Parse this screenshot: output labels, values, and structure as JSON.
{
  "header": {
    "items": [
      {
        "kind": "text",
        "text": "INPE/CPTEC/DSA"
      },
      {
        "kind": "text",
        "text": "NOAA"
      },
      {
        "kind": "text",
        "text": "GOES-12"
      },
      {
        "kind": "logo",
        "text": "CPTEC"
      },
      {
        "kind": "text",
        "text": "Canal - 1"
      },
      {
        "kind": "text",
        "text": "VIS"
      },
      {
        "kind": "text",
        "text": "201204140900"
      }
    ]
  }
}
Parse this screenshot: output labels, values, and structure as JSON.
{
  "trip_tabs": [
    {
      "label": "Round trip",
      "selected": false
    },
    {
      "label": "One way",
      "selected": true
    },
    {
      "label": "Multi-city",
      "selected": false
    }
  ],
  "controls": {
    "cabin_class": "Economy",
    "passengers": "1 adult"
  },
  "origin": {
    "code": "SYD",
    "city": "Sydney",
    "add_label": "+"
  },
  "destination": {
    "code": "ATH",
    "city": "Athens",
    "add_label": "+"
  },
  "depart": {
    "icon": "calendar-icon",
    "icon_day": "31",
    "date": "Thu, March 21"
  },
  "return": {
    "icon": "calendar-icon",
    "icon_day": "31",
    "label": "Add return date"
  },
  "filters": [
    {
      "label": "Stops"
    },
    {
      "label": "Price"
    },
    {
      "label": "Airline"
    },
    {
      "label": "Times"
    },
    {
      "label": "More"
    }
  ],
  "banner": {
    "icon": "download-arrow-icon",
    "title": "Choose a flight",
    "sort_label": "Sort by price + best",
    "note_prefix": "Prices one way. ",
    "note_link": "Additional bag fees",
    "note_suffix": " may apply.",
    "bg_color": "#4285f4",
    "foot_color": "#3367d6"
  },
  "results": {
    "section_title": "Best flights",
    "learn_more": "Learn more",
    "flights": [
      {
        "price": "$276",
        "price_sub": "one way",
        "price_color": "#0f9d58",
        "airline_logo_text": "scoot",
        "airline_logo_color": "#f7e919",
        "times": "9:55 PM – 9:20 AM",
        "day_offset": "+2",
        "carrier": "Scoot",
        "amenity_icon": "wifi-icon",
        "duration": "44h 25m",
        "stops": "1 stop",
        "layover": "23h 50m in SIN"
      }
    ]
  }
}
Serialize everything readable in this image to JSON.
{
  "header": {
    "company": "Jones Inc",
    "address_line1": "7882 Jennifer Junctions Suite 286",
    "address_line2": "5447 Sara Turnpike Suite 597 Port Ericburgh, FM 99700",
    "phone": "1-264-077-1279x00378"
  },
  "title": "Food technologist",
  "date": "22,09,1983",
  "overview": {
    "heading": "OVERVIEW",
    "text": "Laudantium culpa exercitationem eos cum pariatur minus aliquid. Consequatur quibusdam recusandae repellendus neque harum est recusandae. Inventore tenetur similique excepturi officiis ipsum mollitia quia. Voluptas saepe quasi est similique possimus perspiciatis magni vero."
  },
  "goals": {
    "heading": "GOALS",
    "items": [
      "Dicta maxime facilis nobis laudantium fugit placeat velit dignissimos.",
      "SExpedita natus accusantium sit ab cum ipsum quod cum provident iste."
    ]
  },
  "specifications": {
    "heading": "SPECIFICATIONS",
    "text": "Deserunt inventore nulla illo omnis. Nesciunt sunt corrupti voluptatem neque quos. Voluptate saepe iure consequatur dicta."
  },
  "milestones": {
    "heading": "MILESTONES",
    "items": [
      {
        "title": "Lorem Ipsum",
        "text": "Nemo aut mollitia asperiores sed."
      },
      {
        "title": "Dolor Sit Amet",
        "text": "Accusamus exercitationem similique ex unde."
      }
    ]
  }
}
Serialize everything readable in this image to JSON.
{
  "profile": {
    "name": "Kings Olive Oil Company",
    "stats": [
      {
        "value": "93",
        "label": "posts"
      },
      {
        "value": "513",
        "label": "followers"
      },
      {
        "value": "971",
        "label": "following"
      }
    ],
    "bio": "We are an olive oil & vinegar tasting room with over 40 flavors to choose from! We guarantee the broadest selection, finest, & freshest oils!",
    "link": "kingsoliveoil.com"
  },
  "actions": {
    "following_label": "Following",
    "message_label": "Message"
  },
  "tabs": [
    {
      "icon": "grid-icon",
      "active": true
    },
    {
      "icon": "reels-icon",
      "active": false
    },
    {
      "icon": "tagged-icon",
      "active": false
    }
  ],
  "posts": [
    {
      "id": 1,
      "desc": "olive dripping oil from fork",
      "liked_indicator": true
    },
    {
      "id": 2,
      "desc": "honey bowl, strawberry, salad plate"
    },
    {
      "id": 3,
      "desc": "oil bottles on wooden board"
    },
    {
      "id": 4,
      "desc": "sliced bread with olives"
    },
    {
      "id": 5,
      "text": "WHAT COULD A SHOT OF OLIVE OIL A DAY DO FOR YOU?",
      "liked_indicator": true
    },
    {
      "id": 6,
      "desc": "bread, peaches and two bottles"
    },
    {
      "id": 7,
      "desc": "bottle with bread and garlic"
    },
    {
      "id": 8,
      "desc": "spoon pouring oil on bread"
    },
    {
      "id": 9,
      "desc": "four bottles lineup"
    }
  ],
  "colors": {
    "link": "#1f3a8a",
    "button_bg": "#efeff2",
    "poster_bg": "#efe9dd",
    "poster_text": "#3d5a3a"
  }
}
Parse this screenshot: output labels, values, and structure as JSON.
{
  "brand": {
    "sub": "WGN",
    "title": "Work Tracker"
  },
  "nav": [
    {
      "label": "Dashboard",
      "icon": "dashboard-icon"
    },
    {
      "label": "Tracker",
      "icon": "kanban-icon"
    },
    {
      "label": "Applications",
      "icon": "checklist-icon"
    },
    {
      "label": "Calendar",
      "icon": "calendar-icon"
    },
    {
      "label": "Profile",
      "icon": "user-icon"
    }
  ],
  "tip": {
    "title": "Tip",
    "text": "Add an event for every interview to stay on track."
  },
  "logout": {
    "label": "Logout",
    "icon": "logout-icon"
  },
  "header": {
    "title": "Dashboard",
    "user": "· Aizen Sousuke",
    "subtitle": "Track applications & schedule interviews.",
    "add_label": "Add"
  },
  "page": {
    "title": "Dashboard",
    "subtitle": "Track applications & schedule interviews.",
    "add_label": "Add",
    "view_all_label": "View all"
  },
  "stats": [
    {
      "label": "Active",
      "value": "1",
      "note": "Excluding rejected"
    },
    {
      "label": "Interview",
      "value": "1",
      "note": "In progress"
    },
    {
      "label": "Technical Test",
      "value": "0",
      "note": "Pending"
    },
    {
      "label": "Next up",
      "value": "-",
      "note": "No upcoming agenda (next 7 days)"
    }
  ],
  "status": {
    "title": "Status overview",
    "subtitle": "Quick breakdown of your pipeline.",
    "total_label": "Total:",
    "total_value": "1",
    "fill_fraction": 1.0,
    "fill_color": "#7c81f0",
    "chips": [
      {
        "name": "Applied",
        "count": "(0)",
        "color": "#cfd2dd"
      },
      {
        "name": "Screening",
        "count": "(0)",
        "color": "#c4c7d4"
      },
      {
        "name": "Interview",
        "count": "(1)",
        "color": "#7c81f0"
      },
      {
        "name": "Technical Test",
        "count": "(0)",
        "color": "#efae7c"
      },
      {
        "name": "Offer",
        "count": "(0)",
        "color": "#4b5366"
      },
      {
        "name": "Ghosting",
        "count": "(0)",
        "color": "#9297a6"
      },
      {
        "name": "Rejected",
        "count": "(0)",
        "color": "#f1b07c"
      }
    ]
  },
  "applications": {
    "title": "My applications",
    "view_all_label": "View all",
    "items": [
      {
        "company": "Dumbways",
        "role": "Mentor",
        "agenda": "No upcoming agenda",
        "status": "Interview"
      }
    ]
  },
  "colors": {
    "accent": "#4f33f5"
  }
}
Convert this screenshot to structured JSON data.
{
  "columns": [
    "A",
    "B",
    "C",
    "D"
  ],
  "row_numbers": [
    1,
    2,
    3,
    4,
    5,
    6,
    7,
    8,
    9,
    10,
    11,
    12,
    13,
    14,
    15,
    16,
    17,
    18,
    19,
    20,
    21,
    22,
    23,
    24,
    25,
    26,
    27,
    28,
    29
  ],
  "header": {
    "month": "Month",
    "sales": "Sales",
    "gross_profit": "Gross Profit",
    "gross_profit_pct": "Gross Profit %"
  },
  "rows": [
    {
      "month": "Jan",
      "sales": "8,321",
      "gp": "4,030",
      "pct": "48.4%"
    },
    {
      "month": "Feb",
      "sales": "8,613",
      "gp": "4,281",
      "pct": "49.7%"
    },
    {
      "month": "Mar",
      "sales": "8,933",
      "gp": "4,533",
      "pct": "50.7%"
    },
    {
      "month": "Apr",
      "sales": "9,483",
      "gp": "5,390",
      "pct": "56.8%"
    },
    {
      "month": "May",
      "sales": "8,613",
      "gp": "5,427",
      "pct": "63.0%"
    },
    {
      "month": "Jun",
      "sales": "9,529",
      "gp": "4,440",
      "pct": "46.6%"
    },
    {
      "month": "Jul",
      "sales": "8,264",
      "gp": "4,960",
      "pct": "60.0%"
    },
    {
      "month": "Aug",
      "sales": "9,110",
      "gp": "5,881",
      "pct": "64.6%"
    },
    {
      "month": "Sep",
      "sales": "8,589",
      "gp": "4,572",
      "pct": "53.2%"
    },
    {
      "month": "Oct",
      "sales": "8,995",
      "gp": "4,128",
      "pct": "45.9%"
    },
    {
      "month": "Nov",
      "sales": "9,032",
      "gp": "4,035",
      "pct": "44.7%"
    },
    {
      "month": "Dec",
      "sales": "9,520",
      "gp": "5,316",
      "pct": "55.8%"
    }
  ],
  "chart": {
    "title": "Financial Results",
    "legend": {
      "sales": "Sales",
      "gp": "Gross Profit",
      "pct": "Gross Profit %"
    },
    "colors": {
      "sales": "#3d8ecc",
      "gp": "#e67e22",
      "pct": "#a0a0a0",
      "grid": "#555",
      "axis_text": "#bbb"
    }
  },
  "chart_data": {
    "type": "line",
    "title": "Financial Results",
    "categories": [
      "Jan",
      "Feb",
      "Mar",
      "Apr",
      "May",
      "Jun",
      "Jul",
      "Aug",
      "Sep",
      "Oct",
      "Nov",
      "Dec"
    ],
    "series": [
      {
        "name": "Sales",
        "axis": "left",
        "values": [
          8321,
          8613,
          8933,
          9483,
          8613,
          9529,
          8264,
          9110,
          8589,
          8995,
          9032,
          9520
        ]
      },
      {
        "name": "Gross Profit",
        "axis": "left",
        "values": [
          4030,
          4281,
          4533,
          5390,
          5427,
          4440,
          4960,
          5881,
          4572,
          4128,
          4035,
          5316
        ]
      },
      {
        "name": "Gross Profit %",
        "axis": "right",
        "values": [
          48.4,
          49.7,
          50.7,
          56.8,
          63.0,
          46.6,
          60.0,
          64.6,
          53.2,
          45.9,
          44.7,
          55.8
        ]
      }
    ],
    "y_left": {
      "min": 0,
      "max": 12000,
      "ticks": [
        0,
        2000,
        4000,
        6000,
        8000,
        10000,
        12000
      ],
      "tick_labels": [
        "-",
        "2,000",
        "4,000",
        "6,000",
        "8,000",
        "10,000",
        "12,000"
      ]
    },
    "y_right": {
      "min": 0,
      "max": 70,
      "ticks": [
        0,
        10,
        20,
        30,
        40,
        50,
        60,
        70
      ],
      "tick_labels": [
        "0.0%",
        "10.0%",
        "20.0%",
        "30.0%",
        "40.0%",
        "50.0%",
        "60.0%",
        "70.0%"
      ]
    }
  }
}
──────
__PROBLEM TO WORK ON__
Using the records above, pull out each line where the word "flights" occurs.

__FINAL ANSWER__
    "section_title": "Best flights",
    "flights": [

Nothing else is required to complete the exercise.